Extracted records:
☆ ☆ ☆ ☆

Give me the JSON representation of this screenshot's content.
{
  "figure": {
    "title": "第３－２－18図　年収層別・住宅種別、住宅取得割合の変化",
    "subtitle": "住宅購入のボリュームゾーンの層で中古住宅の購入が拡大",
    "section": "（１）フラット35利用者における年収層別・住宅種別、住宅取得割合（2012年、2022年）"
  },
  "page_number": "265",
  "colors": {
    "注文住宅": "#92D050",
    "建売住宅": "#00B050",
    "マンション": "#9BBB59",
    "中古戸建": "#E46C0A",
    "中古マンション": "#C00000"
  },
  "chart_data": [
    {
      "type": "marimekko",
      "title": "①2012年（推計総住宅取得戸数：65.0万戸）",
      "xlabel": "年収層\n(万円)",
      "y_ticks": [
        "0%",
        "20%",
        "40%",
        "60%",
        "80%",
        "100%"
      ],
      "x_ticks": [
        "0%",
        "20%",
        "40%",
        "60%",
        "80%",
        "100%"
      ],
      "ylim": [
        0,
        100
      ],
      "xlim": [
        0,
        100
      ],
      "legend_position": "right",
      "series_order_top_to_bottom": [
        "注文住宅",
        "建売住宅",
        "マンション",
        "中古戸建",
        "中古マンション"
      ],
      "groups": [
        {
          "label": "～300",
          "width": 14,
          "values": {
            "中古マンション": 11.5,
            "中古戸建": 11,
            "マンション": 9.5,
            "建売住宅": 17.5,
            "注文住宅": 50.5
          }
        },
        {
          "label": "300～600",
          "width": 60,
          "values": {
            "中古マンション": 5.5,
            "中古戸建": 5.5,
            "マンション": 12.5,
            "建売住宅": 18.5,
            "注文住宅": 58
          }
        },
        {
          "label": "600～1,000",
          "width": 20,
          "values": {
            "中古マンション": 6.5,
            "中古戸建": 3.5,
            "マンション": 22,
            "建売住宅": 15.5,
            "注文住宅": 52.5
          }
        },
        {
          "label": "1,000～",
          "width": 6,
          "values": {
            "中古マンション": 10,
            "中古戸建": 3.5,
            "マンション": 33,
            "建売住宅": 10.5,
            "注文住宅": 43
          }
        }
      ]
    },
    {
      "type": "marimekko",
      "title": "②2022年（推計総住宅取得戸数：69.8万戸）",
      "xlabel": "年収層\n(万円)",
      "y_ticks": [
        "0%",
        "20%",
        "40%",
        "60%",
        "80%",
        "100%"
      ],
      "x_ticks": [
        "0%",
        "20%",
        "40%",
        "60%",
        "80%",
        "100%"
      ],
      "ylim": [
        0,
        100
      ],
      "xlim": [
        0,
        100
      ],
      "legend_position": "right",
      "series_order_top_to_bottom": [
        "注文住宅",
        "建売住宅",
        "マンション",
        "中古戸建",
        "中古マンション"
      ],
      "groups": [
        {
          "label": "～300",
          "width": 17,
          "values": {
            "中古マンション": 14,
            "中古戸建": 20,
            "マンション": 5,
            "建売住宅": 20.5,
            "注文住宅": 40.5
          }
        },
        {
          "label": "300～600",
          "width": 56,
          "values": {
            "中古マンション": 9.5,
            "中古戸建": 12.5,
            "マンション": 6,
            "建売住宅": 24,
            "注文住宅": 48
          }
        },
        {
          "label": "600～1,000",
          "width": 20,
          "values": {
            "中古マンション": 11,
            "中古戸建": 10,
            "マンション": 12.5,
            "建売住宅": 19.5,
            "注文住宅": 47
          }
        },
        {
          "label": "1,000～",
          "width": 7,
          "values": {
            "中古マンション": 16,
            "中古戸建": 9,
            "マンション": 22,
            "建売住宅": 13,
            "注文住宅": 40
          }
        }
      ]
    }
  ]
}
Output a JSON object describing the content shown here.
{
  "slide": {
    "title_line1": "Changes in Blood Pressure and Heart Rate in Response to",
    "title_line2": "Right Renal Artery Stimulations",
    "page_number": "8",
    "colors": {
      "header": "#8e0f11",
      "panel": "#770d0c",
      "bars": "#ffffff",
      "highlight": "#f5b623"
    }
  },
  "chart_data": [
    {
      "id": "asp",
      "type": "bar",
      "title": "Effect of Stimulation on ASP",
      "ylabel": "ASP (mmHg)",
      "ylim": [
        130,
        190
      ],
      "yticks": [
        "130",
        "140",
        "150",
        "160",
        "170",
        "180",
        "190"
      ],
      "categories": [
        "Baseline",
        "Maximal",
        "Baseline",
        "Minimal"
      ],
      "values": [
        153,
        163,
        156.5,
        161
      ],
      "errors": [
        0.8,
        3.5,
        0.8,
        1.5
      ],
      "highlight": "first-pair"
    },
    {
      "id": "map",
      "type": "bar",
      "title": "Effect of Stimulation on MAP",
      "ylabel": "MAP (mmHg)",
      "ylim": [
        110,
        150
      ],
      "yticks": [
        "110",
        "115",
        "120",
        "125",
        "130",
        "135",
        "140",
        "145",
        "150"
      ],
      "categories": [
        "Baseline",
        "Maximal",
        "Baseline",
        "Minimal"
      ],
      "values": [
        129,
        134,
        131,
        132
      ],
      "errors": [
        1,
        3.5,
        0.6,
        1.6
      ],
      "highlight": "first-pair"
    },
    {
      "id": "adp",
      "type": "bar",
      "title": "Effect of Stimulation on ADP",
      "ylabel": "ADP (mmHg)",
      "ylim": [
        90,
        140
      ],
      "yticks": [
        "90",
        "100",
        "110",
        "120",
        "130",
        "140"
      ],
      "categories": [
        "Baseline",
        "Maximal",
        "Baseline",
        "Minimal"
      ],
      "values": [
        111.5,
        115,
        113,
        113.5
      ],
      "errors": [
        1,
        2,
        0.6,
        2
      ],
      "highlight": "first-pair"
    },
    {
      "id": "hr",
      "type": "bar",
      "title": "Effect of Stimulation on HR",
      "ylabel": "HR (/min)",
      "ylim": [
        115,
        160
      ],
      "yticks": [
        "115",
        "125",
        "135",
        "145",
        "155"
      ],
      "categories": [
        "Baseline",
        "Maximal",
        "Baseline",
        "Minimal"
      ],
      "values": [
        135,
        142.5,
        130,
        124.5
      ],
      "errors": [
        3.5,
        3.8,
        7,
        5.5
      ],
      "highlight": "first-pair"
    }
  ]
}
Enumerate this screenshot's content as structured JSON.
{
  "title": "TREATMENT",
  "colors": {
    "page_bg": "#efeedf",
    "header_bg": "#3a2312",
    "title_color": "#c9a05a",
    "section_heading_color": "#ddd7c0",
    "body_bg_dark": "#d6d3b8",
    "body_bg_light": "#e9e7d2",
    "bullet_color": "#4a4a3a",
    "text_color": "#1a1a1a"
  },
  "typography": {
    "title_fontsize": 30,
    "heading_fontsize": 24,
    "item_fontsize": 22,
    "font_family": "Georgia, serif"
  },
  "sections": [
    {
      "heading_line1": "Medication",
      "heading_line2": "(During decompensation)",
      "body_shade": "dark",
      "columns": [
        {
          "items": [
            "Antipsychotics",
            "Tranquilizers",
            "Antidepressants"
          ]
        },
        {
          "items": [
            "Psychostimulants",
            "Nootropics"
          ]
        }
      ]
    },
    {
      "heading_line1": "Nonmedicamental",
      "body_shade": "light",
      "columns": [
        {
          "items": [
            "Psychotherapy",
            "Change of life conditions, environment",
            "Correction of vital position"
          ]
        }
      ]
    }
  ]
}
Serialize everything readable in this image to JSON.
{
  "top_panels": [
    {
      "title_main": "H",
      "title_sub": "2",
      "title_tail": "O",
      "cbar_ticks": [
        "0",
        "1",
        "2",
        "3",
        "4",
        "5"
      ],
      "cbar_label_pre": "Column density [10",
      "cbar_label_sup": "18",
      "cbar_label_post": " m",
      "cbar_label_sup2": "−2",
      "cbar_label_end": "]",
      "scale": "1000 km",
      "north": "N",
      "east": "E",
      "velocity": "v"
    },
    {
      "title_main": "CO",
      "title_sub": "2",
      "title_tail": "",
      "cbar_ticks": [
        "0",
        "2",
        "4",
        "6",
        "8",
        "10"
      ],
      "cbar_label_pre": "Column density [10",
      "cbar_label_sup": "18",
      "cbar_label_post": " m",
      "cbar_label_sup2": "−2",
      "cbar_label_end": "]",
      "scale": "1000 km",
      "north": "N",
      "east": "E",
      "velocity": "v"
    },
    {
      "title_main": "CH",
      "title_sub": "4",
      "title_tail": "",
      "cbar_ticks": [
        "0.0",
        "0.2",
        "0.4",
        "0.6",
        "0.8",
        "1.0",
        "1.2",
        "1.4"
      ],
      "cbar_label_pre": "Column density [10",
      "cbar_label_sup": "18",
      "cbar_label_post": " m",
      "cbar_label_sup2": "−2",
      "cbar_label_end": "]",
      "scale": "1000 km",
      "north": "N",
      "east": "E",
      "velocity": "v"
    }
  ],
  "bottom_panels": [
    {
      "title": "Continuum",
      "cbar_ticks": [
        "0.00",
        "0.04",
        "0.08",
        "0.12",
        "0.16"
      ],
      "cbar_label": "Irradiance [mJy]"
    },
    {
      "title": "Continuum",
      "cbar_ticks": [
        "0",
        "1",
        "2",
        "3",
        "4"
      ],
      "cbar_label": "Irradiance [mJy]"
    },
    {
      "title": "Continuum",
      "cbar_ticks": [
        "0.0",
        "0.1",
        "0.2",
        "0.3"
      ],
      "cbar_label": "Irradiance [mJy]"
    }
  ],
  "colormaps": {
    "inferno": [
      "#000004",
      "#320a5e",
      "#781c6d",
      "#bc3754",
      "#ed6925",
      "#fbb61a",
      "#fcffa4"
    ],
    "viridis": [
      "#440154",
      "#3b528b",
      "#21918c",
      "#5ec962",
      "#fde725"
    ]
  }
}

☆ ☆ ☆ ☆

- Short problem -
Within the records, how many lines include "注文住宅"? The answer is the number and nothing else.

- Written solution -
11